[Bounding box entries]
* BEGIN *
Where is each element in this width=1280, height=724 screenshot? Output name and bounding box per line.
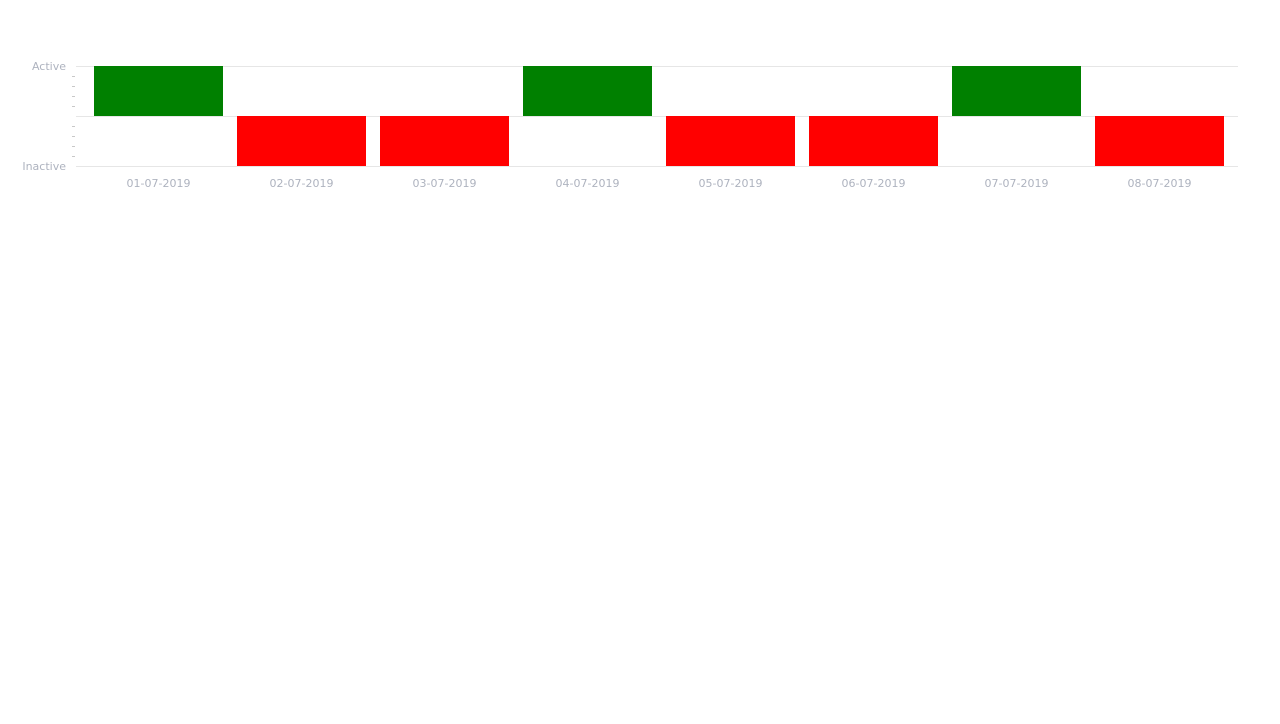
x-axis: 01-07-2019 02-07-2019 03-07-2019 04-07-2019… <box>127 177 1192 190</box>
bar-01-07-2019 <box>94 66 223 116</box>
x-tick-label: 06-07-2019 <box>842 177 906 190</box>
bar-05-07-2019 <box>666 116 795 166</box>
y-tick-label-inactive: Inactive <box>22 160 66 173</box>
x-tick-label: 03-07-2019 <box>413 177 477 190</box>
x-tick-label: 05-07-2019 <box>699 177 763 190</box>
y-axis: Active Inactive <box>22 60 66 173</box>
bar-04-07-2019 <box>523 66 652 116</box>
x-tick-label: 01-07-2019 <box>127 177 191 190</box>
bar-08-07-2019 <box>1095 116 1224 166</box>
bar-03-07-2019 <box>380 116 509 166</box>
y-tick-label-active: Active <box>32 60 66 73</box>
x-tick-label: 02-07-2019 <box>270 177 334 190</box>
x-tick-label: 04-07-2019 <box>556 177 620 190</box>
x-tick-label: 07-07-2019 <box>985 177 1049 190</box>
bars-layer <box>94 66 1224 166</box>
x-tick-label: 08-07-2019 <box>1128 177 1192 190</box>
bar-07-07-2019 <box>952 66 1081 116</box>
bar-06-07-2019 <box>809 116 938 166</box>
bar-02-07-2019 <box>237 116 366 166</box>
* END *
* BEGIN *
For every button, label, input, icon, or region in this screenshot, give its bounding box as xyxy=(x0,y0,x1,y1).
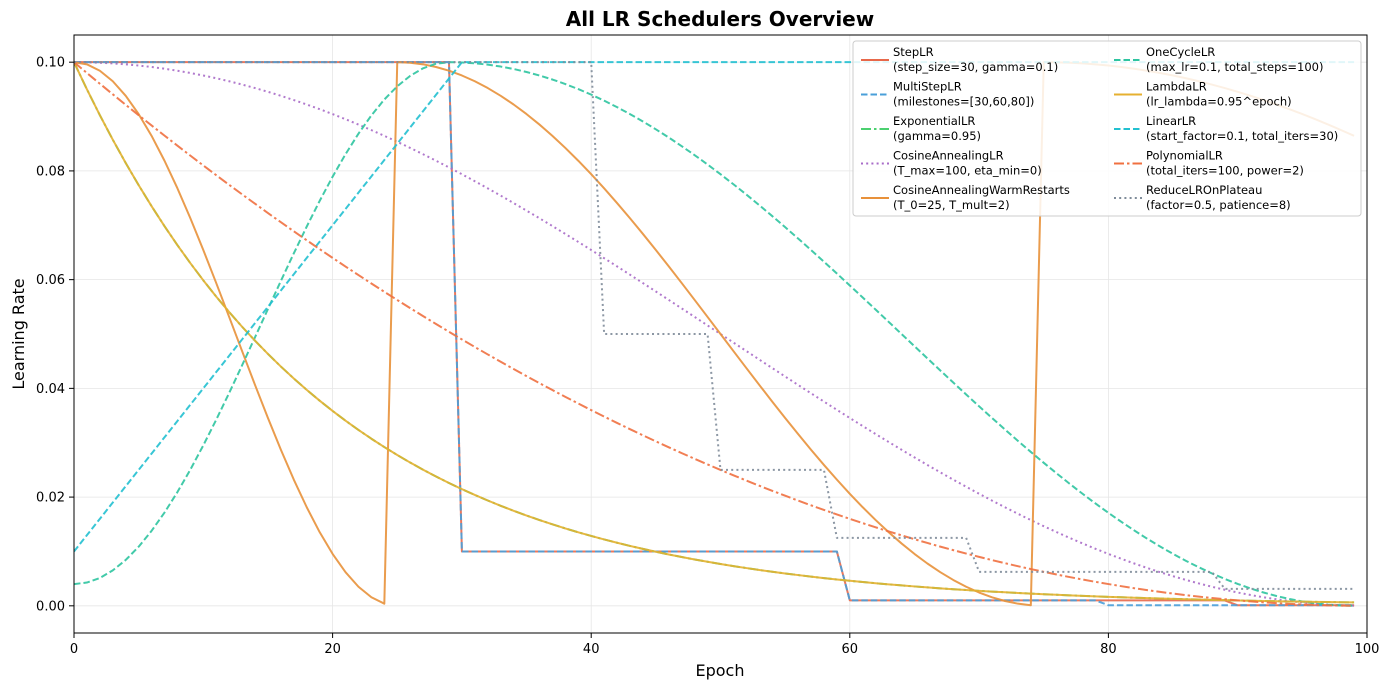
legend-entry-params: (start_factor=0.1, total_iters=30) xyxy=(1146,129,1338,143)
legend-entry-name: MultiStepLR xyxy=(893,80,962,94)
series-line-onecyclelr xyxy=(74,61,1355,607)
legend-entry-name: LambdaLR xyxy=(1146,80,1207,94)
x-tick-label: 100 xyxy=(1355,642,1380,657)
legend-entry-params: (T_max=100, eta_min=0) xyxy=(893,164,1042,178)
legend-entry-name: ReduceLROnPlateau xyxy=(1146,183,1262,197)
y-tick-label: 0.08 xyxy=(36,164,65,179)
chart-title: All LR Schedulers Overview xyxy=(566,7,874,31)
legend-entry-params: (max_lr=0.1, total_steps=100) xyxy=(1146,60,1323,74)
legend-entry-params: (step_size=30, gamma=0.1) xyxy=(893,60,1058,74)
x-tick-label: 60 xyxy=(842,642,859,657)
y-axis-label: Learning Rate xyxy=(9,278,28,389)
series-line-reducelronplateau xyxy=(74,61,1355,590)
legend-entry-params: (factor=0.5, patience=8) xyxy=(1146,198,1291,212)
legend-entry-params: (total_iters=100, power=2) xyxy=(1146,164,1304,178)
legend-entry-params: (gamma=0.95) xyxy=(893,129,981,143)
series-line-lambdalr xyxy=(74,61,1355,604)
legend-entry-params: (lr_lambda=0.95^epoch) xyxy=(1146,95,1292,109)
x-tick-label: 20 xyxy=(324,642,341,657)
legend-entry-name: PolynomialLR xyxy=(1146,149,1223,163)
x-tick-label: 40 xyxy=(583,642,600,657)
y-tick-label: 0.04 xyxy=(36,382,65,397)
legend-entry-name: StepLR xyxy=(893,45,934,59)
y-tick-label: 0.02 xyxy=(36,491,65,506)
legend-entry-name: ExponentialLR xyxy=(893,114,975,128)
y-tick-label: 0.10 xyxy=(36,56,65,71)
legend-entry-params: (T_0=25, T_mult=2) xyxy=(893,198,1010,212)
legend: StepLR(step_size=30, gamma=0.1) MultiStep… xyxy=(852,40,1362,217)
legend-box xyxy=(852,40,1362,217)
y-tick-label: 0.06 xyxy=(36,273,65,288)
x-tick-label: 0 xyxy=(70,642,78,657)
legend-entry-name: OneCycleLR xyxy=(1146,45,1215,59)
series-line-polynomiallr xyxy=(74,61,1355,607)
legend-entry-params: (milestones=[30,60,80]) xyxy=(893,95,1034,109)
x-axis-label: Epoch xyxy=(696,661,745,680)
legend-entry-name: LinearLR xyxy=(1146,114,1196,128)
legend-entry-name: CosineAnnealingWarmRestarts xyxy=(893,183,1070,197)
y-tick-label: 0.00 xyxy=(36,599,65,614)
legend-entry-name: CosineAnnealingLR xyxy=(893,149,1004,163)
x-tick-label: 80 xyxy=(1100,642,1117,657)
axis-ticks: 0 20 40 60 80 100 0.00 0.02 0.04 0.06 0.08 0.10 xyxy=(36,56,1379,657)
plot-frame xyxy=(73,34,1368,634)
* END *
◆ Aim: Reproduce the lines of the listing starting at the line containing "legend-entry-params: (start_factor=0.1, total_iters=30)" and ending at the line containing "legend-entry-params: (max_lr=0.1, total_steps=100)", swapping "legend-entry-name" for "legend-item-name" and leaving everything else unchanged.

◆ Correct output:
legend-entry-params: (start_factor=0.1, total_iters=30) xyxy=(1146,129,1338,143)
legend-item-name: MultiStepLR xyxy=(893,80,962,94)
series-line-onecyclelr xyxy=(74,61,1355,607)
legend-item-name: LambdaLR xyxy=(1146,80,1207,94)
x-tick-label: 100 xyxy=(1355,642,1380,657)
legend-entry-params: (T_max=100, eta_min=0) xyxy=(893,164,1042,178)
legend-item-name: ReduceLROnPlateau xyxy=(1146,183,1262,197)
y-tick-label: 0.08 xyxy=(36,164,65,179)
chart-title: All LR Schedulers Overview xyxy=(566,7,874,31)
legend-entry-params: (max_lr=0.1, total_steps=100) xyxy=(1146,60,1323,74)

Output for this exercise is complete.